+++ Data records

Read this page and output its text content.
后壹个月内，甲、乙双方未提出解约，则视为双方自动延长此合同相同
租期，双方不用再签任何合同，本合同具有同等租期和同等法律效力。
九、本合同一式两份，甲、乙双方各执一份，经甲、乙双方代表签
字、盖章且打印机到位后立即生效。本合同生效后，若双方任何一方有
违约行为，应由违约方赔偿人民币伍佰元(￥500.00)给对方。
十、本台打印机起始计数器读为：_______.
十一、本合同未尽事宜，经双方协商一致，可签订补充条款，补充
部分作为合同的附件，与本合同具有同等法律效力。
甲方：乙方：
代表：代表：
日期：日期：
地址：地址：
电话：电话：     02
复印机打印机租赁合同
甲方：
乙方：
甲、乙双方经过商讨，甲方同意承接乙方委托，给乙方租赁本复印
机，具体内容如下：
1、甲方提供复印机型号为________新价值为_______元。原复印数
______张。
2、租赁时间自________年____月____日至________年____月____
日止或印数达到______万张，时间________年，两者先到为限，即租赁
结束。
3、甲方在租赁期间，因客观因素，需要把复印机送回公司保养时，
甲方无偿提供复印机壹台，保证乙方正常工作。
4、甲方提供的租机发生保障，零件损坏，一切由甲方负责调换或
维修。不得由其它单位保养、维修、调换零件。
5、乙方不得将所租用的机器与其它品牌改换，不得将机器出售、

++++++

> [Exercise objective] Please set down each line of the records exactly as given.

> [Exercise response]
Read this page and output its text content.
后壹个月内，甲、乙双方未提出解约，则视为双方自动延长此合同相同
租期，双方不用再签任何合同，本合同具有同等租期和同等法律效力。
九、本合同一式两份，甲、乙双方各执一份，经甲、乙双方代表签
字、盖章且打印机到位后立即生效。本合同生效后，若双方任何一方有
违约行为，应由违约方赔偿人民币伍佰元(￥500.00)给对方。
十、本台打印机起始计数器读为：_______.
十一、本合同未尽事宜，经双方协商一致，可签订补充条款，补充
部分作为合同的附件，与本合同具有同等法律效力。
甲方：乙方：
代表：代表：
日期：日期：
地址：地址：
电话：电话：     02
复印机打印机租赁合同
甲方：
乙方：
甲、乙双方经过商讨，甲方同意承接乙方委托，给乙方租赁本复印
机，具体内容如下：
1、甲方提供复印机型号为________新价值为_______元。原复印数
______张。
2、租赁时间自________年____月____日至________年____月____
日止或印数达到______万张，时间________年，两者先到为限，即租赁
结束。
3、甲方在租赁期间，因客观因素，需要把复印机送回公司保养时，
甲方无偿提供复印机壹台，保证乙方正常工作。
4、甲方提供的租机发生保障，零件损坏，一切由甲方负责调换或
维修。不得由其它单位保养、维修、调换零件。
5、乙方不得将所租用的机器与其它品牌改换，不得将机器出售、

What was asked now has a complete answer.